_Problem details_
Exactly how many lines have the word "molto"? Answer with the bare number.

_Data excerpts_
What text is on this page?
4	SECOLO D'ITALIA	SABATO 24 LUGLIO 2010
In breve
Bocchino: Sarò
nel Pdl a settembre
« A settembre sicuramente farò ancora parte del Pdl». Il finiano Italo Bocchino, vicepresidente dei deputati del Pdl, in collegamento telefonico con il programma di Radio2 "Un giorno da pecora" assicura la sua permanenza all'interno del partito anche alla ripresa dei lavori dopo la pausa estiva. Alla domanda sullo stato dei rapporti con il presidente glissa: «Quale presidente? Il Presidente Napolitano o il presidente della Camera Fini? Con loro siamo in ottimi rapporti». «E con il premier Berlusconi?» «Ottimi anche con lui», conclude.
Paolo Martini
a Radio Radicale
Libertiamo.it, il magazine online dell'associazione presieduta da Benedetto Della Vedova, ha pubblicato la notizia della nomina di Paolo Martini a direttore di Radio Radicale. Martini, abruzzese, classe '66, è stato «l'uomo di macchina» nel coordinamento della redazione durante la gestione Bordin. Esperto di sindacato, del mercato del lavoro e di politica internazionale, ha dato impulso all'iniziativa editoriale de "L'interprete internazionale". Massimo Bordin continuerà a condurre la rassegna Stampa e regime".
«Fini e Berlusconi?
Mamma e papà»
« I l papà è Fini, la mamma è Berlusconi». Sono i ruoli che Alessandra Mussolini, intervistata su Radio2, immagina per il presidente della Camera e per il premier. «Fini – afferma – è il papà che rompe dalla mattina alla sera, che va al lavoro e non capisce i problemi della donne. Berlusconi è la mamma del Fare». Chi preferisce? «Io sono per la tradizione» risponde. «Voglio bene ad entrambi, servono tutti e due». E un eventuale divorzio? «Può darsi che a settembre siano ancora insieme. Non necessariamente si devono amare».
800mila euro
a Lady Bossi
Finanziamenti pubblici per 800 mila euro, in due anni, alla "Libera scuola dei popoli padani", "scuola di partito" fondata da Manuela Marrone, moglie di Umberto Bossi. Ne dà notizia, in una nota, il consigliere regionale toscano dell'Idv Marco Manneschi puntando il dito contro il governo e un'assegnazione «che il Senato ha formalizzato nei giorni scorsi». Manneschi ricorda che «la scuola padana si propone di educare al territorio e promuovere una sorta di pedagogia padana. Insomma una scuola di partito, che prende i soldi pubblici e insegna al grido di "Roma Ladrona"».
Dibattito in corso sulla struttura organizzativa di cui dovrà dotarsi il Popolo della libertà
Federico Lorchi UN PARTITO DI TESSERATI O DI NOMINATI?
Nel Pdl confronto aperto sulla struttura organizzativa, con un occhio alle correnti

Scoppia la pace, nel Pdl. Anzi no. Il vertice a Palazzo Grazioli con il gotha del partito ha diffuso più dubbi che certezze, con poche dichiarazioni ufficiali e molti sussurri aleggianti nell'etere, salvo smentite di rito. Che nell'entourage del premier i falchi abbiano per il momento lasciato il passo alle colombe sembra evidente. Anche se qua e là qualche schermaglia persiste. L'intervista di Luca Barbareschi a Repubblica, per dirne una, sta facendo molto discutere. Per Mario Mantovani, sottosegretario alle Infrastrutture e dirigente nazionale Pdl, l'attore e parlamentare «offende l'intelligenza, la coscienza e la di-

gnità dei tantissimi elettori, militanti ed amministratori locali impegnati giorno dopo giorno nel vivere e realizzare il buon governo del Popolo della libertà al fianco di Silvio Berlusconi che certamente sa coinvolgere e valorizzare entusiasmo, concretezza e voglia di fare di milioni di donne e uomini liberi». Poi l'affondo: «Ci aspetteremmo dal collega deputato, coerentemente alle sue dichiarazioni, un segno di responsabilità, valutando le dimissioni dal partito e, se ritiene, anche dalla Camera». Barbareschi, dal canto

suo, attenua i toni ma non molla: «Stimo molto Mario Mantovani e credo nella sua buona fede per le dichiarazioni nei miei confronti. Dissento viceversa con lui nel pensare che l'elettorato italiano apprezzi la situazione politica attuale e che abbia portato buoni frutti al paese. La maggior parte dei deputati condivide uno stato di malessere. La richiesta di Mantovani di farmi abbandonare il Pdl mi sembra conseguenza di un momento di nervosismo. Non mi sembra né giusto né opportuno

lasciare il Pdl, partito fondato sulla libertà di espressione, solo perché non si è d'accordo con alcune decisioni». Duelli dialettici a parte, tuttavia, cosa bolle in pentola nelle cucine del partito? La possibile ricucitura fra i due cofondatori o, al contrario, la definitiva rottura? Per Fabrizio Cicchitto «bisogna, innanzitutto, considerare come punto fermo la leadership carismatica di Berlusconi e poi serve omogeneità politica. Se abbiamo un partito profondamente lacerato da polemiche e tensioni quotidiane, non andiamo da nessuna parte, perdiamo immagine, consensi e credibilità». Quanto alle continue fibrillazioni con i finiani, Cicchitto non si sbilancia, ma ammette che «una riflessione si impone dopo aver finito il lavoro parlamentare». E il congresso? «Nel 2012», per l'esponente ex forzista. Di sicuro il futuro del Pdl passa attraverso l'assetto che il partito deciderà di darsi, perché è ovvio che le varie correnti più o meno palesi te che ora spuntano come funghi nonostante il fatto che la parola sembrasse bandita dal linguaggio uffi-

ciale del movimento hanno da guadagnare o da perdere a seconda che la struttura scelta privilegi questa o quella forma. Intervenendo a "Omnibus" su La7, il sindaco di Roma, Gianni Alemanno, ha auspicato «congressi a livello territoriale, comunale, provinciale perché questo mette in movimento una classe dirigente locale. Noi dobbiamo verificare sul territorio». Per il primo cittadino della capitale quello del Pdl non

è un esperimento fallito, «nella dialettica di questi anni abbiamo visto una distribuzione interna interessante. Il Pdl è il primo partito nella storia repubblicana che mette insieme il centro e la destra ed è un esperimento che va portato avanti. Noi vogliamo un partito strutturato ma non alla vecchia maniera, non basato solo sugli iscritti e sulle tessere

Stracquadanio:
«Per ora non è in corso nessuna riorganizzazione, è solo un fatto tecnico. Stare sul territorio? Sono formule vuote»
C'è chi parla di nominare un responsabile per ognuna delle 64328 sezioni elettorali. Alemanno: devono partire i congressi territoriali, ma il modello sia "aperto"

_Problem solution_
2